-- BEGIN Provided information --

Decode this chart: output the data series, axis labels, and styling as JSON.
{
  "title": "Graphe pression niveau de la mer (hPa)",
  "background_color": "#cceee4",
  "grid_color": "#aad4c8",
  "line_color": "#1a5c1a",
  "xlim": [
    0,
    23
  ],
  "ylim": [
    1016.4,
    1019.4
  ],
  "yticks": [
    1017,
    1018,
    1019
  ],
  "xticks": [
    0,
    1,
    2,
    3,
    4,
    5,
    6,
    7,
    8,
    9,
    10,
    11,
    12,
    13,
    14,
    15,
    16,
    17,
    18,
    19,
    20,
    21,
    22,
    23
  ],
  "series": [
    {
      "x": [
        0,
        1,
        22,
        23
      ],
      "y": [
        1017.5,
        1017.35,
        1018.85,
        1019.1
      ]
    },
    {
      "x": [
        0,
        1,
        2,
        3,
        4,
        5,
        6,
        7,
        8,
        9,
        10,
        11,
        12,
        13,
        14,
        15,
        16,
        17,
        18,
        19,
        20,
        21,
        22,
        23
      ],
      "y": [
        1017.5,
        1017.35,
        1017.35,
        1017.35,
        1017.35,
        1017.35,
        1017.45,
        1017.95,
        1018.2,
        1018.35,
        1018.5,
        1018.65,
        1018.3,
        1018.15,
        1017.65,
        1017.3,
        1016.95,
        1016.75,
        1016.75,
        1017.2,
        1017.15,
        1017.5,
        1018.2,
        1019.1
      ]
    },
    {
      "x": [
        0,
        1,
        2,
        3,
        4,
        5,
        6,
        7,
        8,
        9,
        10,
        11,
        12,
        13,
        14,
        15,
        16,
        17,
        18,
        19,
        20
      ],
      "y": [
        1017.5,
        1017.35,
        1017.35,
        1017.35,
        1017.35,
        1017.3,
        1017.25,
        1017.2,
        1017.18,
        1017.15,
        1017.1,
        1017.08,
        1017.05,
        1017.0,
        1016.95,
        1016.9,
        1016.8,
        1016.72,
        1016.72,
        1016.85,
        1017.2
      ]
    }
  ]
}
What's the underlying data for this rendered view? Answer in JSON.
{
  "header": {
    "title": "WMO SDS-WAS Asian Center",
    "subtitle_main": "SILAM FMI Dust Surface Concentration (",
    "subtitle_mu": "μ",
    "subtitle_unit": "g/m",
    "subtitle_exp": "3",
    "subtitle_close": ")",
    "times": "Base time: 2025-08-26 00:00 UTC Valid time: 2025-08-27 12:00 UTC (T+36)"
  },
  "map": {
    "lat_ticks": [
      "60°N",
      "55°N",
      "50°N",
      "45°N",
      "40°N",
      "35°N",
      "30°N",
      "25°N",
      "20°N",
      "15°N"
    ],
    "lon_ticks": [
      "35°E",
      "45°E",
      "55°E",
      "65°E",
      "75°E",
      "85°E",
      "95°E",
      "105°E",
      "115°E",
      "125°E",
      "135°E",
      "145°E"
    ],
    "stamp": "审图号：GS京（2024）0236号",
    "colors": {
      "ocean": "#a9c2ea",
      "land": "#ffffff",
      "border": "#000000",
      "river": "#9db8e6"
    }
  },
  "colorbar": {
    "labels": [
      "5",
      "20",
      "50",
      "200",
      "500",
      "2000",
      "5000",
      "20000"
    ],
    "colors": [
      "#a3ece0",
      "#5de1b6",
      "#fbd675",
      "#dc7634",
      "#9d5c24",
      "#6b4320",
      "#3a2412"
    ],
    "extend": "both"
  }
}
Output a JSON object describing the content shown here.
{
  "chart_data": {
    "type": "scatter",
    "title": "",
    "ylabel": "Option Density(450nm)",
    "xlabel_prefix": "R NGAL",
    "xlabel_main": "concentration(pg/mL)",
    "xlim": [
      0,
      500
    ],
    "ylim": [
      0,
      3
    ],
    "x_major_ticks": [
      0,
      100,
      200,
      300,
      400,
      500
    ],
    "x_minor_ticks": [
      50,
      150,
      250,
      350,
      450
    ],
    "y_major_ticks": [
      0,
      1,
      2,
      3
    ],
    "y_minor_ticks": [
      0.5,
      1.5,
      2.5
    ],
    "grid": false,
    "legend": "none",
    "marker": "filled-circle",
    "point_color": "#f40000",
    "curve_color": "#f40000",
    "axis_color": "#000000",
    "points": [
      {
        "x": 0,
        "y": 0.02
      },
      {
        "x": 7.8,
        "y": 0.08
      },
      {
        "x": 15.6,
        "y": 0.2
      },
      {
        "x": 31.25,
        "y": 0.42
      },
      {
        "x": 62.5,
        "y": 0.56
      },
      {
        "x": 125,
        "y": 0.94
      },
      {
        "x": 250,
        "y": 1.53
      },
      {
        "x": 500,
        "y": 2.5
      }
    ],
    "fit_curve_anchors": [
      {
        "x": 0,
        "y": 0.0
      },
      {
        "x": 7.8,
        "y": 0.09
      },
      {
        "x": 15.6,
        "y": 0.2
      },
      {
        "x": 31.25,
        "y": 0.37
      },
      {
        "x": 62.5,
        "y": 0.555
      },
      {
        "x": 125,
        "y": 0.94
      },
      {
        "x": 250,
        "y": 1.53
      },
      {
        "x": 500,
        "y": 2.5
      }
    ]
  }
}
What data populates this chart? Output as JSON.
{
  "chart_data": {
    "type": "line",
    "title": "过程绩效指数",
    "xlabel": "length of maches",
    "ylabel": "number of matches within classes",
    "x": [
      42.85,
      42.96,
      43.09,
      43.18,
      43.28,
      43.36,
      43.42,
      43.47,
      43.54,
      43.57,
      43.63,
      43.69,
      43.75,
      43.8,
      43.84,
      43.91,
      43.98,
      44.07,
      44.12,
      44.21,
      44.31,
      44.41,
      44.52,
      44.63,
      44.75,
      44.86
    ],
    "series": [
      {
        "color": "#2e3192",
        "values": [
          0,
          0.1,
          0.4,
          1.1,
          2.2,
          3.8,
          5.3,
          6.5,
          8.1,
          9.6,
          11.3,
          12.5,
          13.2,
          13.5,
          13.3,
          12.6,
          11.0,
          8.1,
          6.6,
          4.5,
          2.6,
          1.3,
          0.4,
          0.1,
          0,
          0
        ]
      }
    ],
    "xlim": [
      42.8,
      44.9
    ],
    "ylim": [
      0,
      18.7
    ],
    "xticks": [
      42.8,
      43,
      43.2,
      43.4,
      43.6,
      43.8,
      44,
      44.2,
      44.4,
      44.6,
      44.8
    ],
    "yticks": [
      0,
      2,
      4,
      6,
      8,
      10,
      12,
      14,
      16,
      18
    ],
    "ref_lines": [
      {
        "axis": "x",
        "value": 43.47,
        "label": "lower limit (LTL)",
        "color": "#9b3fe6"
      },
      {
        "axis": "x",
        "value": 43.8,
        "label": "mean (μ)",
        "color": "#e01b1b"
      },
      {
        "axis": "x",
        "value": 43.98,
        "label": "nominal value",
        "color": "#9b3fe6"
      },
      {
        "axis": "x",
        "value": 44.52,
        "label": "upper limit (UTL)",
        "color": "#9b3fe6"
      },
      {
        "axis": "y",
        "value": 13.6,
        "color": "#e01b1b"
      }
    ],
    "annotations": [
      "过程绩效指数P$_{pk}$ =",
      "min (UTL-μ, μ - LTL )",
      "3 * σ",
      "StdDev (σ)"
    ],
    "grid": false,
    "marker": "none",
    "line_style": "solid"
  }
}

-- END Provided information --

What to do. Transcribe all entries exactly as they are given.

The reply.
Decode this chart: output the data series, axis labels, and styling as JSON.
{
  "title": "Graphe pression niveau de la mer (hPa)",
  "background_color": "#cceee4",
  "grid_color": "#aad4c8",
  "line_color": "#1a5c1a",
  "xlim": [
    0,
    23
  ],
  "ylim": [
    1016.4,
    1019.4
  ],
  "yticks": [
    1017,
    1018,
    1019
  ],
  "xticks": [
    0,
    1,
    2,
    3,
    4,
    5,
    6,
    7,
    8,
    9,
    10,
    11,
    12,
    13,
    14,
    15,
    16,
    17,
    18,
    19,
    20,
    21,
    22,
    23
  ],
  "series": [
    {
      "x": [
        0,
        1,
        22,
        23
      ],
      "y": [
        1017.5,
        1017.35,
        1018.85,
        1019.1
      ]
    },
    {
      "x": [
        0,
        1,
        2,
        3,
        4,
        5,
        6,
        7,
        8,
        9,
        10,
        11,
        12,
        13,
        14,
        15,
        16,
        17,
        18,
        19,
        20,
        21,
        22,
        23
      ],
      "y": [
        1017.5,
        1017.35,
        1017.35,
        1017.35,
        1017.35,
        1017.35,
        1017.45,
        1017.95,
        1018.2,
        1018.35,
        1018.5,
        1018.65,
        1018.3,
        1018.15,
        1017.65,
        1017.3,
        1016.95,
        1016.75,
        1016.75,
        1017.2,
        1017.15,
        1017.5,
        1018.2,
        1019.1
      ]
    },
    {
      "x": [
        0,
        1,
        2,
        3,
        4,
        5,
        6,
        7,
        8,
        9,
        10,
        11,
        12,
        13,
        14,
        15,
        16,
        17,
        18,
        19,
        20
      ],
      "y": [
        1017.5,
        1017.35,
        1017.35,
        1017.35,
        1017.35,
        1017.3,
        1017.25,
        1017.2,
        1017.18,
        1017.15,
        1017.1,
        1017.08,
        1017.05,
        1017.0,
        1016.95,
        1016.9,
        1016.8,
        1016.72,
        1016.72,
        1016.85,
        1017.2
      ]
    }
  ]
}
What's the underlying data for this rendered view? Answer in JSON.
{
  "header": {
    "title": "WMO SDS-WAS Asian Center",
    "subtitle_main": "SILAM FMI Dust Surface Concentration (",
    "subtitle_mu": "μ",
    "subtitle_unit": "g/m",
    "subtitle_exp": "3",
    "subtitle_close": ")",
    "times": "Base time: 2025-08-26 00:00 UTC Valid time: 2025-08-27 12:00 UTC (T+36)"
  },
  "map": {
    "lat_ticks": [
      "60°N",
      "55°N",
      "50°N",
      "45°N",
      "40°N",
      "35°N",
      "30°N",
      "25°N",
      "20°N",
      "15°N"
    ],
    "lon_ticks": [
      "35°E",
      "45°E",
      "55°E",
      "65°E",
      "75°E",
      "85°E",
      "95°E",
      "105°E",
      "115°E",
      "125°E",
      "135°E",
      "145°E"
    ],
    "stamp": "审图号：GS京（2024）0236号",
    "colors": {
      "ocean": "#a9c2ea",
      "land": "#ffffff",
      "border": "#000000",
      "river": "#9db8e6"
    }
  },
  "colorbar": {
    "labels": [
      "5",
      "20",
      "50",
      "200",
      "500",
      "2000",
      "5000",
      "20000"
    ],
    "colors": [
      "#a3ece0",
      "#5de1b6",
      "#fbd675",
      "#dc7634",
      "#9d5c24",
      "#6b4320",
      "#3a2412"
    ],
    "extend": "both"
  }
}
Output a JSON object describing the content shown here.
{
  "chart_data": {
    "type": "scatter",
    "title": "",
    "ylabel": "Option Density(450nm)",
    "xlabel_prefix": "R NGAL",
    "xlabel_main": "concentration(pg/mL)",
    "xlim": [
      0,
      500
    ],
    "ylim": [
      0,
      3
    ],
    "x_major_ticks": [
      0,
      100,
      200,
      300,
      400,
      500
    ],
    "x_minor_ticks": [
      50,
      150,
      250,
      350,
      450
    ],
    "y_major_ticks": [
      0,
      1,
      2,
      3
    ],
    "y_minor_ticks": [
      0.5,
      1.5,
      2.5
    ],
    "grid": false,
    "legend": "none",
    "marker": "filled-circle",
    "point_color": "#f40000",
    "curve_color": "#f40000",
    "axis_color": "#000000",
    "points": [
      {
        "x": 0,
        "y": 0.02
      },
      {
        "x": 7.8,
        "y": 0.08
      },
      {
        "x": 15.6,
        "y": 0.2
      },
      {
        "x": 31.25,
        "y": 0.42
      },
      {
        "x": 62.5,
        "y": 0.56
      },
      {
        "x": 125,
        "y": 0.94
      },
      {
        "x": 250,
        "y": 1.53
      },
      {
        "x": 500,
        "y": 2.5
      }
    ],
    "fit_curve_anchors": [
      {
        "x": 0,
        "y": 0.0
      },
      {
        "x": 7.8,
        "y": 0.09
      },
      {
        "x": 15.6,
        "y": 0.2
      },
      {
        "x": 31.25,
        "y": 0.37
      },
      {
        "x": 62.5,
        "y": 0.555
      },
      {
        "x": 125,
        "y": 0.94
      },
      {
        "x": 250,
        "y": 1.53
      },
      {
        "x": 500,
        "y": 2.5
      }
    ]
  }
}
What data populates this chart? Output as JSON.
{
  "chart_data": {
    "type": "line",
    "title": "过程绩效指数",
    "xlabel": "length of maches",
    "ylabel": "number of matches within classes",
    "x": [
      42.85,
      42.96,
      43.09,
      43.18,
      43.28,
      43.36,
      43.42,
      43.47,
      43.54,
      43.57,
      43.63,
      43.69,
      43.75,
      43.8,
      43.84,
      43.91,
      43.98,
      44.07,
      44.12,
      44.21,
      44.31,
      44.41,
      44.52,
      44.63,
      44.75,
      44.86
    ],
    "series": [
      {
        "color": "#2e3192",
        "values": [
          0,
          0.1,
          0.4,
          1.1,
          2.2,
          3.8,
          5.3,
          6.5,
          8.1,
          9.6,
          11.3,
          12.5,
          13.2,
          13.5,
          13.3,
          12.6,
          11.0,
          8.1,
          6.6,
          4.5,
          2.6,
          1.3,
          0.4,
          0.1,
          0,
          0
        ]
      }
    ],
    "xlim": [
      42.8,
      44.9
    ],
    "ylim": [
      0,
      18.7
    ],
    "xticks": [
      42.8,
      43,
      43.2,
      43.4,
      43.6,
      43.8,
      44,
      44.2,
      44.4,
      44.6,
      44.8
    ],
    "yticks": [
      0,
      2,
      4,
      6,
      8,
      10,
      12,
      14,
      16,
      18
    ],
    "ref_lines": [
      {
        "axis": "x",
        "value": 43.47,
        "label": "lower limit (LTL)",
        "color": "#9b3fe6"
      },
      {
        "axis": "x",
        "value": 43.8,
        "label": "mean (μ)",
        "color": "#e01b1b"
      },
      {
        "axis": "x",
        "value": 43.98,
        "label": "nominal value",
        "color": "#9b3fe6"
      },
      {
        "axis": "x",
        "value": 44.52,
        "label": "upper limit (UTL)",
        "color": "#9b3fe6"
      },
      {
        "axis": "y",
        "value": 13.6,
        "color": "#e01b1b"
      }
    ],
    "annotations": [
      "过程绩效指数P$_{pk}$ =",
      "min (UTL-μ, μ - LTL )",
      "3 * σ",
      "StdDev (σ)"
    ],
    "grid": false,
    "marker": "none",
    "line_style": "solid"
  }
}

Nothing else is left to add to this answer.